> Data provided:
######

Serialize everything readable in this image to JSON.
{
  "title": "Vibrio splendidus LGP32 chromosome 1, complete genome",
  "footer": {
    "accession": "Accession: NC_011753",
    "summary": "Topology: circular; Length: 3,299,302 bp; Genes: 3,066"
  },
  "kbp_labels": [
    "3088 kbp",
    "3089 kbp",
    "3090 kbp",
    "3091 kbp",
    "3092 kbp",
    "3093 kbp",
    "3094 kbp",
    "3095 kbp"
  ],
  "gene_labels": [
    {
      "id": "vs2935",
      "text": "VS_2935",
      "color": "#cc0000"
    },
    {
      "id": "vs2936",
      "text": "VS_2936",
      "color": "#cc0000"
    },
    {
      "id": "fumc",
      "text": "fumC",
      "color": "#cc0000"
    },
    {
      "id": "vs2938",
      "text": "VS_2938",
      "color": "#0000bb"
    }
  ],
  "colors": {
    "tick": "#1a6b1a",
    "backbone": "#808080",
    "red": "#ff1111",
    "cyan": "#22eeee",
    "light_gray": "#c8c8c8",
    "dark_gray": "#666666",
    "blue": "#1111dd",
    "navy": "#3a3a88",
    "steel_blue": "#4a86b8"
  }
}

######

> Work instructions: Could you repeat the listing above, exactly as it is shown?

> Reply to the exercise:
Serialize everything readable in this image to JSON.
{
  "title": "Vibrio splendidus LGP32 chromosome 1, complete genome",
  "footer": {
    "accession": "Accession: NC_011753",
    "summary": "Topology: circular; Length: 3,299,302 bp; Genes: 3,066"
  },
  "kbp_labels": [
    "3088 kbp",
    "3089 kbp",
    "3090 kbp",
    "3091 kbp",
    "3092 kbp",
    "3093 kbp",
    "3094 kbp",
    "3095 kbp"
  ],
  "gene_labels": [
    {
      "id": "vs2935",
      "text": "VS_2935",
      "color": "#cc0000"
    },
    {
      "id": "vs2936",
      "text": "VS_2936",
      "color": "#cc0000"
    },
    {
      "id": "fumc",
      "text": "fumC",
      "color": "#cc0000"
    },
    {
      "id": "vs2938",
      "text": "VS_2938",
      "color": "#0000bb"
    }
  ],
  "colors": {
    "tick": "#1a6b1a",
    "backbone": "#808080",
    "red": "#ff1111",
    "cyan": "#22eeee",
    "light_gray": "#c8c8c8",
    "dark_gray": "#666666",
    "blue": "#1111dd",
    "navy": "#3a3a88",
    "steel_blue": "#4a86b8"
  }
}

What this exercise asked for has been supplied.